• **What is being asked**
State how many lines in the material below contain the word "balancing", giving only the number.

• **Data**
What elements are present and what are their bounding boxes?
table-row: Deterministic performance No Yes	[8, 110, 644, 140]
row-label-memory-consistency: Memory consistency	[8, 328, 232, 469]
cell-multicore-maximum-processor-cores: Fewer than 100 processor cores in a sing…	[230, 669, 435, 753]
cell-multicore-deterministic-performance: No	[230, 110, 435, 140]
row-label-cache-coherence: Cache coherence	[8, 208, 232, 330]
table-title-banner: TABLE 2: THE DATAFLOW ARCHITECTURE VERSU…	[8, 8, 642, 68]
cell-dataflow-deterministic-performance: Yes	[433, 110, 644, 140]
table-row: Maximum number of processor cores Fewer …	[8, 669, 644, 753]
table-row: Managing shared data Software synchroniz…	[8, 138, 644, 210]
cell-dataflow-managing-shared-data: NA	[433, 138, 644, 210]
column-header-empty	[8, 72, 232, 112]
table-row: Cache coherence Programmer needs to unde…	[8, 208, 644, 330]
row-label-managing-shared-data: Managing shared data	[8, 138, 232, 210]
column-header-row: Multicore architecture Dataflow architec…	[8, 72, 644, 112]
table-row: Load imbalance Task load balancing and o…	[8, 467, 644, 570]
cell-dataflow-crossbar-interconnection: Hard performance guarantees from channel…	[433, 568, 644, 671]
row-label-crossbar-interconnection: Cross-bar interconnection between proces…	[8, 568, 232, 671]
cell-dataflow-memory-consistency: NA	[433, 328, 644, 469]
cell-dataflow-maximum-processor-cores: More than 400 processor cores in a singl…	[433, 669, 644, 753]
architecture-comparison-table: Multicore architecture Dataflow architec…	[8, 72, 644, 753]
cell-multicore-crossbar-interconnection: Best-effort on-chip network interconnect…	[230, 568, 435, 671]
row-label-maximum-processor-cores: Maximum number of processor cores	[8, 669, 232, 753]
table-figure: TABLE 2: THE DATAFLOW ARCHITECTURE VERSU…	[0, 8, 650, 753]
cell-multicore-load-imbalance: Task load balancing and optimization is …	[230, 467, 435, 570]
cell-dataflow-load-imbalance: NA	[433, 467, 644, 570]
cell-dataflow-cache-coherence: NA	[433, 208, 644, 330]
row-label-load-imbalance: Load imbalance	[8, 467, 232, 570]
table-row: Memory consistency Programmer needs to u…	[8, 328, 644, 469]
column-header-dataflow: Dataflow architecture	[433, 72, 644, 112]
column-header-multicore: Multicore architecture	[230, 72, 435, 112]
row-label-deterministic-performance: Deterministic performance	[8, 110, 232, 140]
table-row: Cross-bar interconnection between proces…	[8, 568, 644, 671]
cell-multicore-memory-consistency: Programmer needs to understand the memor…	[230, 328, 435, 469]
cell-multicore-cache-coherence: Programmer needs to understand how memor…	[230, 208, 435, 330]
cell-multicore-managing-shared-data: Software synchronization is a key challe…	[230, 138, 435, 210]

• **Written answer**
2